- TASK DESCRIPTION:
Give every line of the entries below as a JSON list of strings, one string per line, and leave out blank lines.

- MATERIAL FOR THIS TASK:
§ §
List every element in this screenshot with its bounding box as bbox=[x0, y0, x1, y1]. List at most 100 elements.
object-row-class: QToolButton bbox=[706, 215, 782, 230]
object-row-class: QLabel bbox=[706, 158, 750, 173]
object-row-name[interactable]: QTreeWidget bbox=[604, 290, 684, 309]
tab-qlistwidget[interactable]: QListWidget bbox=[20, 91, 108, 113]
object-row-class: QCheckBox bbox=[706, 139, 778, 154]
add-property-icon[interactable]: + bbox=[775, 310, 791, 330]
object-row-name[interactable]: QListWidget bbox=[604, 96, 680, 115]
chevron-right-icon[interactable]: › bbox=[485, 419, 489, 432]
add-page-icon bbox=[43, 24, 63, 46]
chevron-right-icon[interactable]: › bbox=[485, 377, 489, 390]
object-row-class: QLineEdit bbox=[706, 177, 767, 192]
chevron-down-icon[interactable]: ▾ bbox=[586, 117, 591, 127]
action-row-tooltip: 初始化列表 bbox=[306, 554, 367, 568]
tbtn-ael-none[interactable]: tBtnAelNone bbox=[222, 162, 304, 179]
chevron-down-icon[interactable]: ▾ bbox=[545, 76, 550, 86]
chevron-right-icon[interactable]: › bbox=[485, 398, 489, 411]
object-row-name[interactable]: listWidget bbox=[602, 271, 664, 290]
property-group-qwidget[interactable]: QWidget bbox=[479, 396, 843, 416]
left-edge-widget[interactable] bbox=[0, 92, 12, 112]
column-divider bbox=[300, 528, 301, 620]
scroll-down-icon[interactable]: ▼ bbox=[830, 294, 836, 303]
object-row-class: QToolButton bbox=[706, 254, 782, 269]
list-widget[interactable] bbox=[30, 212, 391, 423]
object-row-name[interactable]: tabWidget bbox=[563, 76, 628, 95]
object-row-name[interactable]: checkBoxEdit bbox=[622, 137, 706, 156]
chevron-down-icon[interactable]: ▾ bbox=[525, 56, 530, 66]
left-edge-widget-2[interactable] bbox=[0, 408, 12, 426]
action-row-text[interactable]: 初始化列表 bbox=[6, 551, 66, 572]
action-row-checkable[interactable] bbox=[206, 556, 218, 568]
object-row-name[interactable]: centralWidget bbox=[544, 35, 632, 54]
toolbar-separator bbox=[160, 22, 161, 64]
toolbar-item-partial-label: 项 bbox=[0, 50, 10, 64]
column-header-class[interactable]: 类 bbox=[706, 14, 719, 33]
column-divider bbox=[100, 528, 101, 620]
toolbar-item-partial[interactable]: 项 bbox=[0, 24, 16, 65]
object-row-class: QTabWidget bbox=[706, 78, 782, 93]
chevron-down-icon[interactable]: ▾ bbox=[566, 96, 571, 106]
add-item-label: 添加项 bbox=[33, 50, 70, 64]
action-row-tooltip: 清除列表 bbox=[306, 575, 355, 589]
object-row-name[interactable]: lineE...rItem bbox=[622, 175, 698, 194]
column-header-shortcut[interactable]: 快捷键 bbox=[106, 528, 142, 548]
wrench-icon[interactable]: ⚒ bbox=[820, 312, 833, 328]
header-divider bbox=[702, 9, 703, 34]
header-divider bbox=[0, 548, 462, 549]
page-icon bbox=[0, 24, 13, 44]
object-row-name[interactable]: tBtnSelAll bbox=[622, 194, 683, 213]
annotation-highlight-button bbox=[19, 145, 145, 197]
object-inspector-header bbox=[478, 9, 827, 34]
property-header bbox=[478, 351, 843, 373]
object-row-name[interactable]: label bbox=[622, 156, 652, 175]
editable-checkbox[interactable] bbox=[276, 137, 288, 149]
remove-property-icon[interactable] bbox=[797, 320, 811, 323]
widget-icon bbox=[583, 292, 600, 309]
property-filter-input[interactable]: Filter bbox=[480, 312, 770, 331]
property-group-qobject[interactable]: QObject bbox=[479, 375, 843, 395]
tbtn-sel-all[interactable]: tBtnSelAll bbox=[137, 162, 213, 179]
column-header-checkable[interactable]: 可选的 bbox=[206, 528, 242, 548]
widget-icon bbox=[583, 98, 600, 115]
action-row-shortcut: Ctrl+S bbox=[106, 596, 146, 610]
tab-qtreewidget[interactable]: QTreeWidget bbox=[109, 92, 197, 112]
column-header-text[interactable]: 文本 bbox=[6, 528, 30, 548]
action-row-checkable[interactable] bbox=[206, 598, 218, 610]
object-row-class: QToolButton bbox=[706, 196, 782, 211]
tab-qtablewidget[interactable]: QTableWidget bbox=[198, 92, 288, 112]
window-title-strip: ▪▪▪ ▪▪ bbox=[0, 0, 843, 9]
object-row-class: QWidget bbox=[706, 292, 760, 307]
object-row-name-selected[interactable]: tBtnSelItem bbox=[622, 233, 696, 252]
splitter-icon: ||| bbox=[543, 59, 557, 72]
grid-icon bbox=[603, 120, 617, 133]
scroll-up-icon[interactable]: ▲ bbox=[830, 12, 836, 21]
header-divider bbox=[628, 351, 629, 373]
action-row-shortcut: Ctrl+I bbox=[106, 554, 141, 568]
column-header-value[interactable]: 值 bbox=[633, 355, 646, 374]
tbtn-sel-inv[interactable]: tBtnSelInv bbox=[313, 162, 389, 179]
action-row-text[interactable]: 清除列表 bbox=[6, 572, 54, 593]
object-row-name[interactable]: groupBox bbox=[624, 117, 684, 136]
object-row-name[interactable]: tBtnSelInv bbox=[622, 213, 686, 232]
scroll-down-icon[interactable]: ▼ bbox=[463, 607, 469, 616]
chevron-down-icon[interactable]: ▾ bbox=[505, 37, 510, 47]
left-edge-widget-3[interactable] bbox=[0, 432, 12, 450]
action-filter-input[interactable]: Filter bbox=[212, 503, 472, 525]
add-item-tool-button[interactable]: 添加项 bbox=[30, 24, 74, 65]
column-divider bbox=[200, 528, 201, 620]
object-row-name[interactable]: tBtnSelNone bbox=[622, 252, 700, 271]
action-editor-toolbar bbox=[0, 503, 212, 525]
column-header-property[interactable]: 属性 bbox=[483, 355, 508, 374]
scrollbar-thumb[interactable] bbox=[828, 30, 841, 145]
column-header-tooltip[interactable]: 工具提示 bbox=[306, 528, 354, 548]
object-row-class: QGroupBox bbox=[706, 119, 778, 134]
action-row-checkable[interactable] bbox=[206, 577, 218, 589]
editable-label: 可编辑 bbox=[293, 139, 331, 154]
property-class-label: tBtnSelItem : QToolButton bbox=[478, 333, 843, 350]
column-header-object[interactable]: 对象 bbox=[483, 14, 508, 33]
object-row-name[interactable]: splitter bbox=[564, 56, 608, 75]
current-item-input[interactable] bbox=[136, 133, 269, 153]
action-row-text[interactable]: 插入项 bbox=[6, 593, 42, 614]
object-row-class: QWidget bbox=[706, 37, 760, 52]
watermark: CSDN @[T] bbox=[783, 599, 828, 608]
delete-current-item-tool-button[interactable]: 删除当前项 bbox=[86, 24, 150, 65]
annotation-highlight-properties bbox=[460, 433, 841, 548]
§ §
- ANSWER BELOW:
[
  "List every element in this screenshot with its bounding box as bbox=[x0, y0, x1, y1]. List at most 100 elements.",
  "object-row-class: QToolButton bbox=[706, 215, 782, 230]",
  "object-row-class: QLabel bbox=[706, 158, 750, 173]",
  "object-row-name[interactable]: QTreeWidget bbox=[604, 290, 684, 309]",
  "tab-qlistwidget[interactable]: QListWidget bbox=[20, 91, 108, 113]",
  "object-row-class: QCheckBox bbox=[706, 139, 778, 154]",
  "add-property-icon[interactable]: + bbox=[775, 310, 791, 330]",
  "object-row-name[interactable]: QListWidget bbox=[604, 96, 680, 115]",
  "chevron-right-icon[interactable]: › bbox=[485, 419, 489, 432]",
  "add-page-icon bbox=[43, 24, 63, 46]",
  "chevron-right-icon[interactable]: › bbox=[485, 377, 489, 390]",
  "object-row-class: QLineEdit bbox=[706, 177, 767, 192]",
  "chevron-down-icon[interactable]: ▾ bbox=[586, 117, 591, 127]",
  "action-row-tooltip: 初始化列表 bbox=[306, 554, 367, 568]",
  "tbtn-ael-none[interactable]: tBtnAelNone bbox=[222, 162, 304, 179]",
  "chevron-down-icon[interactable]: ▾ bbox=[545, 76, 550, 86]",
  "chevron-right-icon[interactable]: › bbox=[485, 398, 489, 411]",
  "object-row-name[interactable]: listWidget bbox=[602, 271, 664, 290]",
  "property-group-qwidget[interactable]: QWidget bbox=[479, 396, 843, 416]",
  "left-edge-widget[interactable] bbox=[0, 92, 12, 112]",
  "column-divider bbox=[300, 528, 301, 620]",
  "scroll-down-icon[interactable]: ▼ bbox=[830, 294, 836, 303]",
  "object-row-class: QToolButton bbox=[706, 254, 782, 269]",
  "list-widget[interactable] bbox=[30, 212, 391, 423]",
  "object-row-name[interactable]: tabWidget bbox=[563, 76, 628, 95]",
  "object-row-name[interactable]: checkBoxEdit bbox=[622, 137, 706, 156]",
  "chevron-down-icon[interactable]: ▾ bbox=[525, 56, 530, 66]",
  "left-edge-widget-2[interactable] bbox=[0, 408, 12, 426]",
  "action-row-text[interactable]: 初始化列表 bbox=[6, 551, 66, 572]",
  "action-row-checkable[interactable] bbox=[206, 556, 218, 568]",
  "object-row-name[interactable]: centralWidget bbox=[544, 35, 632, 54]",
  "toolbar-separator bbox=[160, 22, 161, 64]",
  "toolbar-item-partial-label: 项 bbox=[0, 50, 10, 64]",
  "column-header-class[interactable]: 类 bbox=[706, 14, 719, 33]",
  "column-divider bbox=[100, 528, 101, 620]",
  "toolbar-item-partial[interactable]: 项 bbox=[0, 24, 16, 65]",
  "object-row-class: QTabWidget bbox=[706, 78, 782, 93]",
  "chevron-down-icon[interactable]: ▾ bbox=[566, 96, 571, 106]",
  "add-item-label: 添加项 bbox=[33, 50, 70, 64]",
  "action-row-tooltip: 清除列表 bbox=[306, 575, 355, 589]",
  "object-row-name[interactable]: lineE...rItem bbox=[622, 175, 698, 194]",
  "column-header-shortcut[interactable]: 快捷键 bbox=[106, 528, 142, 548]",
  "wrench-icon[interactable]: ⚒ bbox=[820, 312, 833, 328]",
  "header-divider bbox=[702, 9, 703, 34]",
  "header-divider bbox=[0, 548, 462, 549]",
  "page-icon bbox=[0, 24, 13, 44]",
  "object-row-name[interactable]: tBtnSelAll bbox=[622, 194, 683, 213]",
  "annotation-highlight-button bbox=[19, 145, 145, 197]",
  "object-inspector-header bbox=[478, 9, 827, 34]",
  "property-header bbox=[478, 351, 843, 373]",
  "object-row-name[interactable]: label bbox=[622, 156, 652, 175]",
  "editable-checkbox[interactable] bbox=[276, 137, 288, 149]",
  "remove-property-icon[interactable] bbox=[797, 320, 811, 323]",
  "widget-icon bbox=[583, 292, 600, 309]",
  "property-filter-input[interactable]: Filter bbox=[480, 312, 770, 331]",
  "property-group-qobject[interactable]: QObject bbox=[479, 375, 843, 395]",
  "tbtn-sel-all[interactable]: tBtnSelAll bbox=[137, 162, 213, 179]",
  "column-header-checkable[interactable]: 可选的 bbox=[206, 528, 242, 548]",
  "widget-icon bbox=[583, 98, 600, 115]",
  "action-row-shortcut: Ctrl+S bbox=[106, 596, 146, 610]",
  "tab-qtreewidget[interactable]: QTreeWidget bbox=[109, 92, 197, 112]",
  "column-header-text[interactable]: 文本 bbox=[6, 528, 30, 548]",
  "action-row-checkable[interactable] bbox=[206, 598, 218, 610]",
  "object-row-class: QToolButton bbox=[706, 196, 782, 211]",
  "tab-qtablewidget[interactable]: QTableWidget bbox=[198, 92, 288, 112]",
  "window-title-strip: ▪▪▪ ▪▪ bbox=[0, 0, 843, 9]",
  "object-row-class: QWidget bbox=[706, 292, 760, 307]",
  "object-row-name-selected[interactable]: tBtnSelItem bbox=[622, 233, 696, 252]",
  "splitter-icon: ||| bbox=[543, 59, 557, 72]",
  "grid-icon bbox=[603, 120, 617, 133]",
  "scroll-up-icon[interactable]: ▲ bbox=[830, 12, 836, 21]",
  "header-divider bbox=[628, 351, 629, 373]",
  "action-row-shortcut: Ctrl+I bbox=[106, 554, 141, 568]",
  "column-header-value[interactable]: 值 bbox=[633, 355, 646, 374]",
  "tbtn-sel-inv[interactable]: tBtnSelInv bbox=[313, 162, 389, 179]",
  "action-row-text[interactable]: 清除列表 bbox=[6, 572, 54, 593]",
  "object-row-name[interactable]: groupBox bbox=[624, 117, 684, 136]",
  "object-row-name[interactable]: tBtnSelInv bbox=[622, 213, 686, 232]",
  "scroll-down-icon[interactable]: ▼ bbox=[463, 607, 469, 616]",
  "chevron-down-icon[interactable]: ▾ bbox=[505, 37, 510, 47]",
  "left-edge-widget-3[interactable] bbox=[0, 432, 12, 450]",
  "action-filter-input[interactable]: Filter bbox=[212, 503, 472, 525]",
  "add-item-tool-button[interactable]: 添加项 bbox=[30, 24, 74, 65]",
  "column-divider bbox=[200, 528, 201, 620]",
  "object-row-name[interactable]: tBtnSelNone bbox=[622, 252, 700, 271]",
  "action-editor-toolbar bbox=[0, 503, 212, 525]",
  "column-header-property[interactable]: 属性 bbox=[483, 355, 508, 374]",
  "scrollbar-thumb[interactable] bbox=[828, 30, 841, 145]",
  "column-header-tooltip[interactable]: 工具提示 bbox=[306, 528, 354, 548]",
  "object-row-class: QGroupBox bbox=[706, 119, 778, 134]",
  "action-row-checkable[interactable] bbox=[206, 577, 218, 589]",
  "editable-label: 可编辑 bbox=[293, 139, 331, 154]",
  "property-class-label: tBtnSelItem : QToolButton bbox=[478, 333, 843, 350]",
  "column-header-object[interactable]: 对象 bbox=[483, 14, 508, 33]",
  "object-row-name[interactable]: splitter bbox=[564, 56, 608, 75]",
  "current-item-input[interactable] bbox=[136, 133, 269, 153]",
  "action-row-text[interactable]: 插入项 bbox=[6, 593, 42, 614]",
  "object-row-class: QWidget bbox=[706, 37, 760, 52]",
  "watermark: CSDN @[T] bbox=[783, 599, 828, 608]",
  "delete-current-item-tool-button[interactable]: 删除当前项 bbox=[86, 24, 150, 65]",
  "annotation-highlight-properties bbox=[460, 433, 841, 548]"
]